| OBJECTIVE |
Pull every line holding the string "Kumming" from the records below.

(Dataset records)
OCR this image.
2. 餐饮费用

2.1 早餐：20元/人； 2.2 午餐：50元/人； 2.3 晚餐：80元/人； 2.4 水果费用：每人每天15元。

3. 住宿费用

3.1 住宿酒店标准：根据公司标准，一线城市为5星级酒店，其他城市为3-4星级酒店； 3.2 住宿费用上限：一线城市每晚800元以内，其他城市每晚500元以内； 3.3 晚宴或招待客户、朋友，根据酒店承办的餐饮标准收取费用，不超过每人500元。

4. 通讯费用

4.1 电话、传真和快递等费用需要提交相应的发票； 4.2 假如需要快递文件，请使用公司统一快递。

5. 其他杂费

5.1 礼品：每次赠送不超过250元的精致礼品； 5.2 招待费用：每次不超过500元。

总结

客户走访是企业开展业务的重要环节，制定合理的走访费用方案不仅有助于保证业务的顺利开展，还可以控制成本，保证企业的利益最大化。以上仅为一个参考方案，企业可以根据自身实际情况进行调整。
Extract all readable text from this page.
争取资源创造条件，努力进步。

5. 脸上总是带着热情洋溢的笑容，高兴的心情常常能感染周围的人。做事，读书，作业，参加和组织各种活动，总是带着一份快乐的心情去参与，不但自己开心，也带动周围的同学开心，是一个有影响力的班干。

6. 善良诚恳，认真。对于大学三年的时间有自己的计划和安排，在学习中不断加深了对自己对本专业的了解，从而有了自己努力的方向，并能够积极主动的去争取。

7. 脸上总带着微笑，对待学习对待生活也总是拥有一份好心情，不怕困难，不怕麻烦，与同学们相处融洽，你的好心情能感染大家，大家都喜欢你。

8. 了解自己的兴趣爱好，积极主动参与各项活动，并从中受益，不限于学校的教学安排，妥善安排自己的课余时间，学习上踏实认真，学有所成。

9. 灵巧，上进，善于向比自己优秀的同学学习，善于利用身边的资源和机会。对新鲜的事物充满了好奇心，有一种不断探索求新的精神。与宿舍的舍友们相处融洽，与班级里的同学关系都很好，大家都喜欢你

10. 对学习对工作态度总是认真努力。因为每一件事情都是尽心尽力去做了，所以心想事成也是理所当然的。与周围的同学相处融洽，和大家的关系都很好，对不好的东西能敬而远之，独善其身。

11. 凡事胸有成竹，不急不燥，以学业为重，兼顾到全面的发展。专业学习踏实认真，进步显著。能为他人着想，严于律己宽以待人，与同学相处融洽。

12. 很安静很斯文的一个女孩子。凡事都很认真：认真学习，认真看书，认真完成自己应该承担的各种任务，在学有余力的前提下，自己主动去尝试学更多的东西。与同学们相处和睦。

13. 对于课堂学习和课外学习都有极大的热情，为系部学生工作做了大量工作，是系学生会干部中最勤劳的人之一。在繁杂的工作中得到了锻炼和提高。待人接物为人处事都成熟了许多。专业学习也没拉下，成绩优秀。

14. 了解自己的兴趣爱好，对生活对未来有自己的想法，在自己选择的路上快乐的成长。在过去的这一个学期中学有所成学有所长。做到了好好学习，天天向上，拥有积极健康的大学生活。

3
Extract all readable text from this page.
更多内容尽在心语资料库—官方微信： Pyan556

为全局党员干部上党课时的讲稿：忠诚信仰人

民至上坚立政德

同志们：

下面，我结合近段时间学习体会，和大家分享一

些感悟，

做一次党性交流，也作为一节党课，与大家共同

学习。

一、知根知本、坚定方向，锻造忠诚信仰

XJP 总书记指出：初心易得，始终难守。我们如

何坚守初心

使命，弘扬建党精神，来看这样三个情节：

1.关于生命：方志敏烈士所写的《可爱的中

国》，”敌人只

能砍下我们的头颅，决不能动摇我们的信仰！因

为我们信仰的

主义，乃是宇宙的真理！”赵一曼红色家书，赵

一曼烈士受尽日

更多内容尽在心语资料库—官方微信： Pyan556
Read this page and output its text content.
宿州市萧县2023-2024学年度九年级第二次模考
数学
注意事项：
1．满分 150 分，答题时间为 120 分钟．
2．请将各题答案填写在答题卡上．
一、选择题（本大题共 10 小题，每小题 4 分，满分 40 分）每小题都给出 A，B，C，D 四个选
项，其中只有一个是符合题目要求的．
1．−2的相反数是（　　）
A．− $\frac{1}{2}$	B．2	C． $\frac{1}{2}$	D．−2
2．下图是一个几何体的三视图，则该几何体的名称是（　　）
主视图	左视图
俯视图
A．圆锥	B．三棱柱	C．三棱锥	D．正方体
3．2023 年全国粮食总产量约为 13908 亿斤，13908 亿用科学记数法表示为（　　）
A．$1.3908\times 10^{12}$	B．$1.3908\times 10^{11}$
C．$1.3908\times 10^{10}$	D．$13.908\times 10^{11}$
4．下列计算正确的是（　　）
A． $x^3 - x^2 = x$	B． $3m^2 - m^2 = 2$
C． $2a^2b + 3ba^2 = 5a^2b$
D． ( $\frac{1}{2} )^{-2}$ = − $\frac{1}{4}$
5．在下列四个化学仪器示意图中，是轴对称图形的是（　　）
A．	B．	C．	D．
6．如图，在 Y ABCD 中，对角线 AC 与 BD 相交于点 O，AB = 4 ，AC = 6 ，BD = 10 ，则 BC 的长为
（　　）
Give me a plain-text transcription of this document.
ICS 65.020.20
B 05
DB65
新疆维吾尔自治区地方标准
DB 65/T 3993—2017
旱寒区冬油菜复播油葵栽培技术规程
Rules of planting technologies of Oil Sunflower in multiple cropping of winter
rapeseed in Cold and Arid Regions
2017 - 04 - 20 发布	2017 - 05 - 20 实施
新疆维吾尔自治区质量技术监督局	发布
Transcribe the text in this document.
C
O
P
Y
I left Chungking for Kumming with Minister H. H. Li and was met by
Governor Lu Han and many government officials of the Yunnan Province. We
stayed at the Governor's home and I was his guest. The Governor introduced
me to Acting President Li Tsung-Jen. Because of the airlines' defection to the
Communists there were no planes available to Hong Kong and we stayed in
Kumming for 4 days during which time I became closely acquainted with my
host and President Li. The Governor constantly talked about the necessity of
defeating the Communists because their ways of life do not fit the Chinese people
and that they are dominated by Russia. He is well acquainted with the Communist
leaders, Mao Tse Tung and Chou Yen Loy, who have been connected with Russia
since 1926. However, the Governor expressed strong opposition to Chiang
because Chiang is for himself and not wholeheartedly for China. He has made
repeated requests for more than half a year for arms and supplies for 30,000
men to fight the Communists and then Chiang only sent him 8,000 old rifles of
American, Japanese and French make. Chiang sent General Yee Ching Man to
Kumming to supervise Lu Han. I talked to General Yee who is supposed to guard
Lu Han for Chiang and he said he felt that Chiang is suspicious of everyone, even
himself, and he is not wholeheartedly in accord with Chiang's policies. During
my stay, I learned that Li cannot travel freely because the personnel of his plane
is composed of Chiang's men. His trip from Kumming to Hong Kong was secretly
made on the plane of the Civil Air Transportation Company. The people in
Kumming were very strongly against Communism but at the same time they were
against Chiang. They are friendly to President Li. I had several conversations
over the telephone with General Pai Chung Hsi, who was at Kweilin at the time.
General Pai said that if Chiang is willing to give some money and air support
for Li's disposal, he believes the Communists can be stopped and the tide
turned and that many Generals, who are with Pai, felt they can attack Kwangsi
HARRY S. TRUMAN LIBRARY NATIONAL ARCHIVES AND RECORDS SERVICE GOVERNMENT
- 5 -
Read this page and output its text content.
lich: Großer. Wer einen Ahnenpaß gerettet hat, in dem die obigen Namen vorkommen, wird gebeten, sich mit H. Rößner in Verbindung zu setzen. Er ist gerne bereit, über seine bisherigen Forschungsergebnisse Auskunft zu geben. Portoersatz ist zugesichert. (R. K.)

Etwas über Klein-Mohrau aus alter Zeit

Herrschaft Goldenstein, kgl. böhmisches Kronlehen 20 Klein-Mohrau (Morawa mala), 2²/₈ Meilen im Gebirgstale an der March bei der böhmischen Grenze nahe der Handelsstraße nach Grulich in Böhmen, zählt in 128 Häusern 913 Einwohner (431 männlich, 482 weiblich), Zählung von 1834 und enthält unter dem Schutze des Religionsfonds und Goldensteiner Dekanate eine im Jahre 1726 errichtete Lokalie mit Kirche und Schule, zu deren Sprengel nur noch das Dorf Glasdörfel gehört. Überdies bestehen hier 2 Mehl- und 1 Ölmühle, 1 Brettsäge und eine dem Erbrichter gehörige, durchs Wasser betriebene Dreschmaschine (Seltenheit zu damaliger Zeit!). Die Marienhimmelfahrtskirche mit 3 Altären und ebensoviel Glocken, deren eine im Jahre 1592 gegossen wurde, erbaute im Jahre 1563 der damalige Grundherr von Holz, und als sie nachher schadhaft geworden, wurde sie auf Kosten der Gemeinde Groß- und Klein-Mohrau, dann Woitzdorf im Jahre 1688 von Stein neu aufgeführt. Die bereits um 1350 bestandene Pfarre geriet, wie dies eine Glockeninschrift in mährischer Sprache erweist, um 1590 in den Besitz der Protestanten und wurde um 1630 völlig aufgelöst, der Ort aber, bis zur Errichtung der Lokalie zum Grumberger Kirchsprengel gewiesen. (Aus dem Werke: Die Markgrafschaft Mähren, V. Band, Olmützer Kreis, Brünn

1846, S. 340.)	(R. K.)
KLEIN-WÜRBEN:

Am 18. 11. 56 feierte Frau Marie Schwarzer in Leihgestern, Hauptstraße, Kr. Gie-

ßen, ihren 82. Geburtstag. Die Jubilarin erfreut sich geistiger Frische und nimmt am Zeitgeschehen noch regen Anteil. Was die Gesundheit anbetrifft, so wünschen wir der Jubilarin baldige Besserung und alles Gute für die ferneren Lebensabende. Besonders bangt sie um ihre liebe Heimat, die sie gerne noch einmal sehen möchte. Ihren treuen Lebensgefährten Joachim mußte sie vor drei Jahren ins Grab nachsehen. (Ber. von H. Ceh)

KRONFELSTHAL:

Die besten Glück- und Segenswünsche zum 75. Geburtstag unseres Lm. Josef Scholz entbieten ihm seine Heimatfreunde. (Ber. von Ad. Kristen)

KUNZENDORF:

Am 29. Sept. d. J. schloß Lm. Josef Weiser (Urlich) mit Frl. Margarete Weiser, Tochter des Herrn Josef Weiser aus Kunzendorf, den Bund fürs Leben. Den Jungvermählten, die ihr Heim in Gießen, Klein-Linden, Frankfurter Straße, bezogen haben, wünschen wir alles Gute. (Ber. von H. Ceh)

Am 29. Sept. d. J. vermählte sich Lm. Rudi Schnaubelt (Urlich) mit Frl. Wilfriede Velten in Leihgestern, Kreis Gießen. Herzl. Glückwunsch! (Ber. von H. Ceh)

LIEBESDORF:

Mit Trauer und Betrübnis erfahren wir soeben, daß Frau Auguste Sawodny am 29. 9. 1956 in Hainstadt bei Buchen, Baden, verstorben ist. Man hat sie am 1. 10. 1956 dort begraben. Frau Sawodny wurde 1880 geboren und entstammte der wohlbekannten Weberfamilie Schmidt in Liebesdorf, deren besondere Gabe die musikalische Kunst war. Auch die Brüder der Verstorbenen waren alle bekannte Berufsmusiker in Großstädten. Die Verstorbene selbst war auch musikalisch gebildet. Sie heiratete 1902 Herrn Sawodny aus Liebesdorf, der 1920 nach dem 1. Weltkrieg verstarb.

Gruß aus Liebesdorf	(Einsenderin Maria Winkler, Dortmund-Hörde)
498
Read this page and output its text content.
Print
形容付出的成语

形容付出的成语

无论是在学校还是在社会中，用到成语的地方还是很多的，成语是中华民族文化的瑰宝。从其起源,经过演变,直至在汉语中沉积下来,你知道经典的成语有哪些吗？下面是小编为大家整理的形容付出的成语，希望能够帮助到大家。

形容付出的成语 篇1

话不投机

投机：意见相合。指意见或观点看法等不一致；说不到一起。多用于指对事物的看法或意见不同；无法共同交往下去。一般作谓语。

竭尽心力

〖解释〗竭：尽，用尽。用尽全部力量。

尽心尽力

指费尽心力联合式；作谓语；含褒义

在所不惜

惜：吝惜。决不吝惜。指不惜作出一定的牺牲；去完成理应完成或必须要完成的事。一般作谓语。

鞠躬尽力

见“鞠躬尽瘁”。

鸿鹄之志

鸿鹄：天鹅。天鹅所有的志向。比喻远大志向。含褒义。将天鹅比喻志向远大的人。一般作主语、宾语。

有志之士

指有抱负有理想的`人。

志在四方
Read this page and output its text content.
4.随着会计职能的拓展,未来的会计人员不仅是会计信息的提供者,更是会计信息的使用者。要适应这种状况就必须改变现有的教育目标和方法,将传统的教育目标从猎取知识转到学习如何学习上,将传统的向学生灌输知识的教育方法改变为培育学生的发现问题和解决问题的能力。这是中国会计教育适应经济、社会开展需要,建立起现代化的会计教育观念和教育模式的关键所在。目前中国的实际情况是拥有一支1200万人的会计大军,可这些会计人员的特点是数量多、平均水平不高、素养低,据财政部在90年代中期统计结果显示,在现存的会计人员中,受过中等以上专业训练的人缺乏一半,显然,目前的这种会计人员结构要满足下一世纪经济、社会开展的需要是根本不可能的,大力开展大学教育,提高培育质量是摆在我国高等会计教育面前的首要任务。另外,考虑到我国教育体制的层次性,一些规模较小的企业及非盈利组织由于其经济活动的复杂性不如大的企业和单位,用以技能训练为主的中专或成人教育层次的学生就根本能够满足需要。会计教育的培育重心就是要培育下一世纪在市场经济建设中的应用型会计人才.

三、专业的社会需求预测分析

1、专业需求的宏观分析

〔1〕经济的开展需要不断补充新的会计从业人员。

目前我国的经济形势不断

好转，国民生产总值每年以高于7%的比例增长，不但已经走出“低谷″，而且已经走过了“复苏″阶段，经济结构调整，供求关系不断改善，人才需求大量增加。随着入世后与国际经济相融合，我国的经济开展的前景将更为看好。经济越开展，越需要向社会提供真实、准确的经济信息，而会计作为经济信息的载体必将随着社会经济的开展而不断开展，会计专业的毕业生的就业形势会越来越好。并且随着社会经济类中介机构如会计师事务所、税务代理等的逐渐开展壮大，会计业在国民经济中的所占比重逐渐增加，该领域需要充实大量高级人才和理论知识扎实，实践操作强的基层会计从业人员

| SOLVED PROBLEM |
I left Chungking for Kumming with Minister H. H. Li and was met by
Kumming for 4 days during which time I became closely acquainted with my
Kumming to supervise Lu Han. I talked to General Yee who is supposed to guard
is composed of Chiang's men. His trip from Kumming to Hong Kong was secretly
Kumming were very strongly against Communism but at the same time they were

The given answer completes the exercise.